- _WHAT THE EXERCISE ASKS_
Search the data below for the string "verò". Extract every line that contains it.
Start
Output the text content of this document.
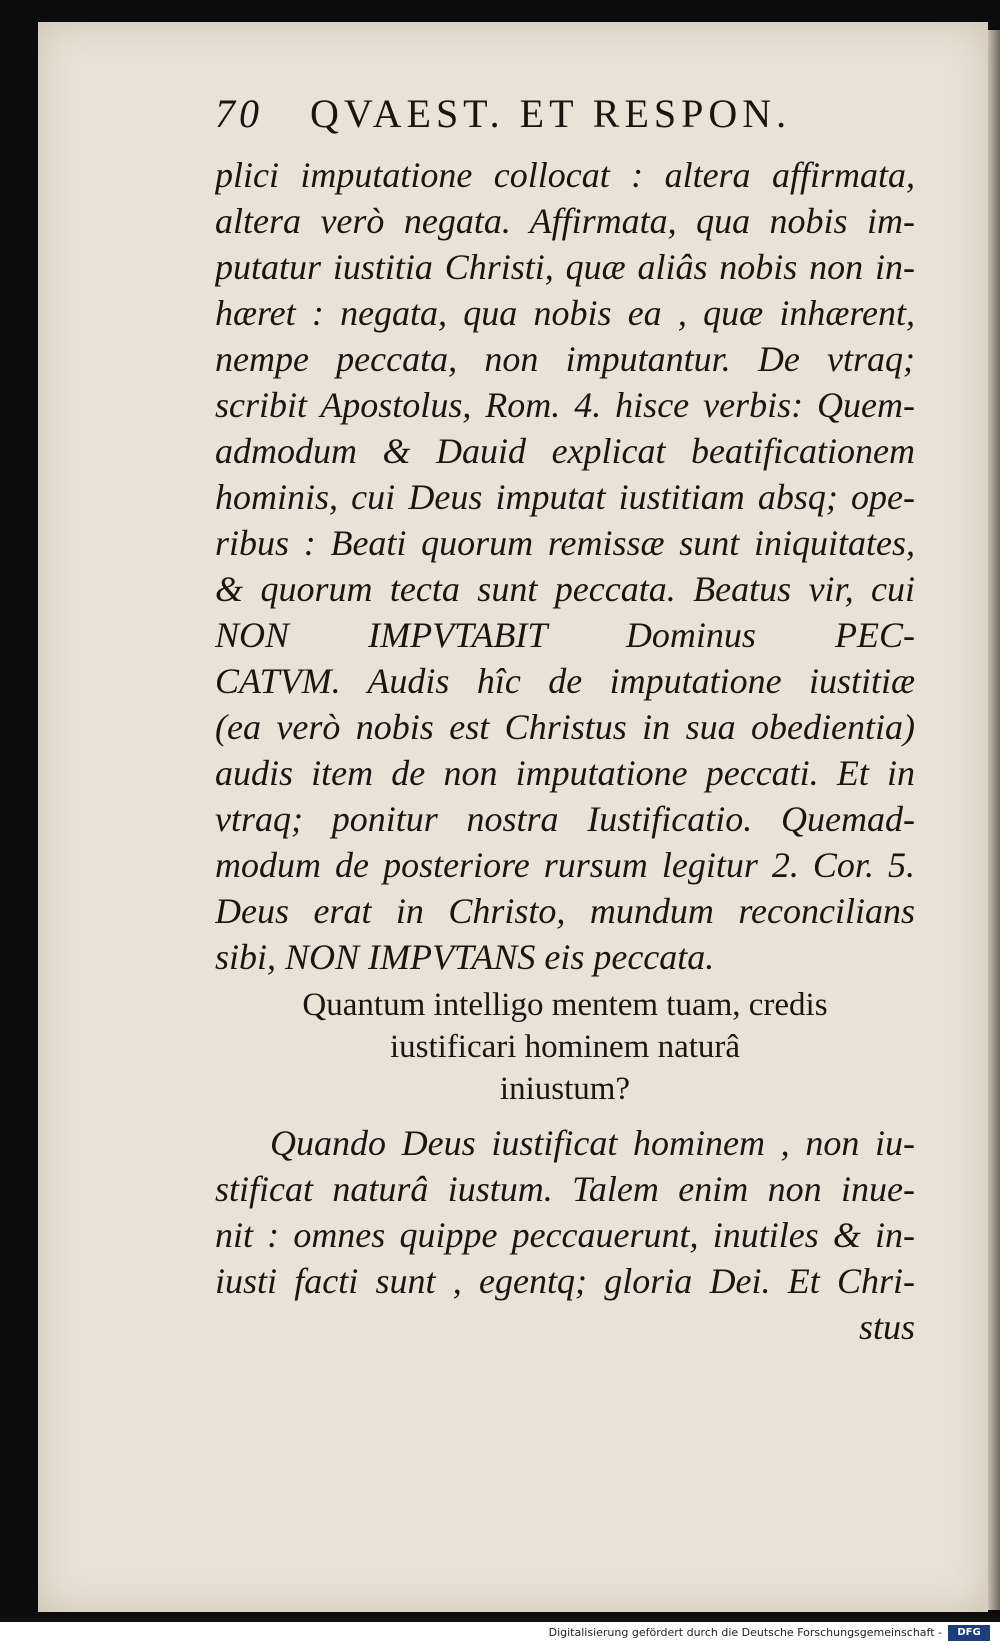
70	QVAEST. ET RESPON.
plici imputatione collocat : altera affirmata,
altera verò negata. Affirmata, qua nobis im-
putatur iustitia Christi, quæ aliâs nobis non in-
hæret : negata, qua nobis ea , quæ inhærent,
nempe peccata, non imputantur. De vtraq;
scribit Apostolus, Rom. 4. hisce verbis: Quem-
admodum & Dauid explicat beatificationem
hominis, cui Deus imputat iustitiam absq; ope-
ribus : Beati quorum remissæ sunt iniquitates,
& quorum tecta sunt peccata. Beatus vir, cui
NON IMPVTABIT Dominus PEC-
CATVM. Audis hîc de imputatione iustitiæ
(ea verò nobis est Christus in sua obedientia)
audis item de non imputatione peccati. Et in
vtraq; ponitur nostra Iustificatio. Quemad-
modum de posteriore rursum legitur 2. Cor. 5.
Deus erat in Christo, mundum reconcilians
sibi, NON IMPVTANS eis peccata.
Quantum intelligo mentem tuam, credis
iustificari hominem naturâ
iniustum?
Quando Deus iustificat hominem , non iu-
stificat naturâ iustum. Talem enim non inue-
nit : omnes quippe peccauerunt, inutiles & in-
iusti facti sunt , egentq; gloria Dei. Et Chri-
stus
Digitalisierung gefördert durch die Deutsche Forschungsgemeinschaft -	DFG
End
- _OUTPUT OF THE EXERCISE_
altera verò negata. Affirmata, qua nobis im-
(ea verò nobis est Christus in sua obedientia)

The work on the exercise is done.